### The problem:
Extract each line of the data below exactly as written.
▬▬▬
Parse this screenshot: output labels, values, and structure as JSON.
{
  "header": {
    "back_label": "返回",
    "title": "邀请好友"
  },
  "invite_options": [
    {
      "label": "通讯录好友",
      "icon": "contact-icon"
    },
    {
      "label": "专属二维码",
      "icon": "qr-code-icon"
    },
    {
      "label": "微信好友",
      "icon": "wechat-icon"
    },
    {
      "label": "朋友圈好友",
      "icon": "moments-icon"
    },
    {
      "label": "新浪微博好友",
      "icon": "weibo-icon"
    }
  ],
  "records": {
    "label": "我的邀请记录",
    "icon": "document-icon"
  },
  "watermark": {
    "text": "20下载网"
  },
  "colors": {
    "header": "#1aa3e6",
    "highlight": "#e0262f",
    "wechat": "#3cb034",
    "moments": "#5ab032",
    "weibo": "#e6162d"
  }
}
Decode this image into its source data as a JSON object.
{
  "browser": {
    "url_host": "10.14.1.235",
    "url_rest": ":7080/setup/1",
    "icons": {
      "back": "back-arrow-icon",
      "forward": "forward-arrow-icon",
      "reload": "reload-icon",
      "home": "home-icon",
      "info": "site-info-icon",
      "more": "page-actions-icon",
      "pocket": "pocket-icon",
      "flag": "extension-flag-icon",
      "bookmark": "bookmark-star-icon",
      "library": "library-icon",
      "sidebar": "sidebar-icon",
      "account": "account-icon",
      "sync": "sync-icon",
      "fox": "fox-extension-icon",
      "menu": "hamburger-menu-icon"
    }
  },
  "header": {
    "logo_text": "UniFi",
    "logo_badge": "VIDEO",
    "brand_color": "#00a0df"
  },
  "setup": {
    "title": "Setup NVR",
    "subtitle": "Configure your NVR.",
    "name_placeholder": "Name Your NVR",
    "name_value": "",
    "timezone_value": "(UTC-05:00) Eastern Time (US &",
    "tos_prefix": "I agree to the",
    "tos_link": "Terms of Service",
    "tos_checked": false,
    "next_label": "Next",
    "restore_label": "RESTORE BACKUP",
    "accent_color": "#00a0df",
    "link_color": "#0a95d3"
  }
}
▬▬▬
### Written solution:
Parse this screenshot: output labels, values, and structure as JSON.
{
  "header": {
    "back_label": "返回",
    "title": "邀请好友"
  },
  "invite_options": [
    {
      "label": "通讯录好友",
      "icon": "contact-icon"
    },
    {
      "label": "专属二维码",
      "icon": "qr-code-icon"
    },
    {
      "label": "微信好友",
      "icon": "wechat-icon"
    },
    {
      "label": "朋友圈好友",
      "icon": "moments-icon"
    },
    {
      "label": "新浪微博好友",
      "icon": "weibo-icon"
    }
  ],
  "records": {
    "label": "我的邀请记录",
    "icon": "document-icon"
  },
  "watermark": {
    "text": "20下载网"
  },
  "colors": {
    "header": "#1aa3e6",
    "highlight": "#e0262f",
    "wechat": "#3cb034",
    "moments": "#5ab032",
    "weibo": "#e6162d"
  }
}
Decode this image into its source data as a JSON object.
{
  "browser": {
    "url_host": "10.14.1.235",
    "url_rest": ":7080/setup/1",
    "icons": {
      "back": "back-arrow-icon",
      "forward": "forward-arrow-icon",
      "reload": "reload-icon",
      "home": "home-icon",
      "info": "site-info-icon",
      "more": "page-actions-icon",
      "pocket": "pocket-icon",
      "flag": "extension-flag-icon",
      "bookmark": "bookmark-star-icon",
      "library": "library-icon",
      "sidebar": "sidebar-icon",
      "account": "account-icon",
      "sync": "sync-icon",
      "fox": "fox-extension-icon",
      "menu": "hamburger-menu-icon"
    }
  },
  "header": {
    "logo_text": "UniFi",
    "logo_badge": "VIDEO",
    "brand_color": "#00a0df"
  },
  "setup": {
    "title": "Setup NVR",
    "subtitle": "Configure your NVR.",
    "name_placeholder": "Name Your NVR",
    "name_value": "",
    "timezone_value": "(UTC-05:00) Eastern Time (US &",
    "tos_prefix": "I agree to the",
    "tos_link": "Terms of Service",
    "tos_checked": false,
    "next_label": "Next",
    "restore_label": "RESTORE BACKUP",
    "accent_color": "#00a0df",
    "link_color": "#0a95d3"
  }
}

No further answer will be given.